_OBJECTIVE_
Keep the images out and copy every entry below exactly.

_RECORDS SUPPLIED_
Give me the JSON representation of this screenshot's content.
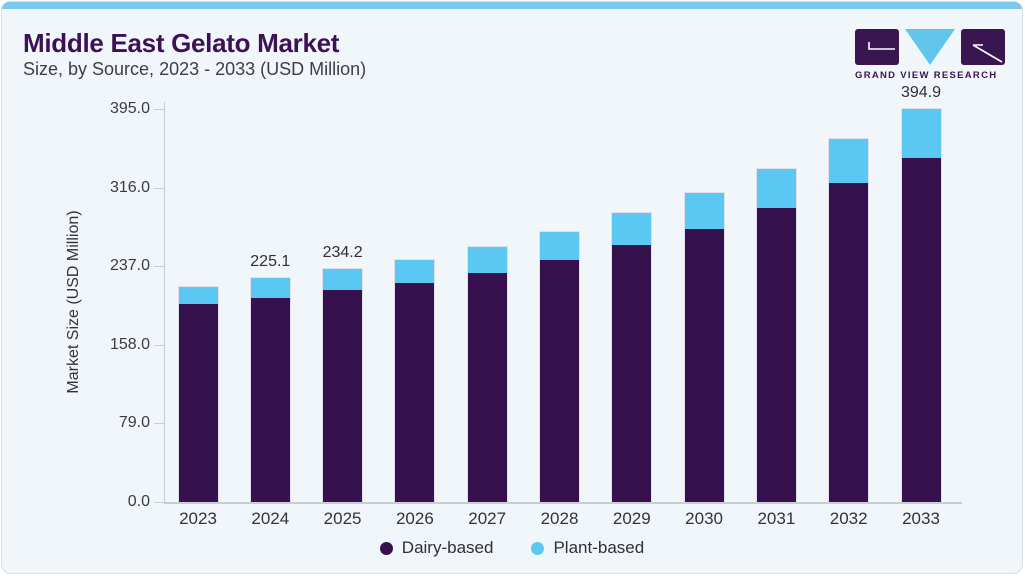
{
  "header": {
    "title": "Middle East Gelato Market",
    "subtitle": "Size, by Source, 2023 - 2033 (USD Million)"
  },
  "logo": {
    "text": "GRAND VIEW RESEARCH"
  },
  "colors": {
    "accent_bar": "#7CC7EC",
    "brand_purple": "#3A1650",
    "dairy": "#37114D",
    "plant": "#5BC8F4"
  },
  "chart_data": {
    "type": "bar",
    "stacked": true,
    "title": "Middle East Gelato Market Size, by Source, 2023 - 2033 (USD Million)",
    "categories": [
      "2023",
      "2024",
      "2025",
      "2026",
      "2027",
      "2028",
      "2029",
      "2030",
      "2031",
      "2032",
      "2033"
    ],
    "series": [
      {
        "name": "Dairy-based",
        "color": "#37114D",
        "values": [
          198.8,
          205.1,
          213.1,
          219.9,
          230.5,
          243.1,
          257.9,
          274.8,
          295.9,
          320.2,
          345.3
        ]
      },
      {
        "name": "Plant-based",
        "color": "#5BC8F4",
        "values": [
          16.9,
          20.0,
          21.1,
          23.2,
          25.3,
          28.5,
          32.7,
          35.9,
          39.0,
          44.3,
          49.6
        ]
      }
    ],
    "totals": [
      215.7,
      225.1,
      234.2,
      243.1,
      255.8,
      271.6,
      290.6,
      310.7,
      334.9,
      364.5,
      394.9
    ],
    "annotations": [
      {
        "year": "2024",
        "label": "225.1"
      },
      {
        "year": "2025",
        "label": "234.2"
      },
      {
        "year": "2033",
        "label": "394.9"
      }
    ],
    "xlabel": "",
    "ylabel": "Market Size (USD Million)",
    "y_tick_labels": [
      "0.0",
      "79.0",
      "158.0",
      "237.0",
      "316.0",
      "395.0"
    ],
    "y_ticks": [
      0,
      79,
      158,
      237,
      316,
      395
    ],
    "ylim": [
      0,
      395
    ],
    "grid": false,
    "legend_position": "bottom"
  }
}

_EXERCISE RESULT_
Give me the JSON representation of this screenshot's content.
{
  "header": {
    "title": "Middle East Gelato Market",
    "subtitle": "Size, by Source, 2023 - 2033 (USD Million)"
  },
  "logo": {
    "text": "GRAND VIEW RESEARCH"
  },
  "colors": {
    "accent_bar": "#7CC7EC",
    "brand_purple": "#3A1650",
    "dairy": "#37114D",
    "plant": "#5BC8F4"
  },
  "chart_data": {
    "type": "bar",
    "stacked": true,
    "title": "Middle East Gelato Market Size, by Source, 2023 - 2033 (USD Million)",
    "categories": [
      "2023",
      "2024",
      "2025",
      "2026",
      "2027",
      "2028",
      "2029",
      "2030",
      "2031",
      "2032",
      "2033"
    ],
    "series": [
      {
        "name": "Dairy-based",
        "color": "#37114D",
        "values": [
          198.8,
          205.1,
          213.1,
          219.9,
          230.5,
          243.1,
          257.9,
          274.8,
          295.9,
          320.2,
          345.3
        ]
      },
      {
        "name": "Plant-based",
        "color": "#5BC8F4",
        "values": [
          16.9,
          20.0,
          21.1,
          23.2,
          25.3,
          28.5,
          32.7,
          35.9,
          39.0,
          44.3,
          49.6
        ]
      }
    ],
    "totals": [
      215.7,
      225.1,
      234.2,
      243.1,
      255.8,
      271.6,
      290.6,
      310.7,
      334.9,
      364.5,
      394.9
    ],
    "annotations": [
      {
        "year": "2024",
        "label": "225.1"
      },
      {
        "year": "2025",
        "label": "234.2"
      },
      {
        "year": "2033",
        "label": "394.9"
      }
    ],
    "xlabel": "",
    "ylabel": "Market Size (USD Million)",
    "y_tick_labels": [
      "0.0",
      "79.0",
      "158.0",
      "237.0",
      "316.0",
      "395.0"
    ],
    "y_ticks": [
      0,
      79,
      158,
      237,
      316,
      395
    ],
    "ylim": [
      0,
      395
    ],
    "grid": false,
    "legend_position": "bottom"
  }
}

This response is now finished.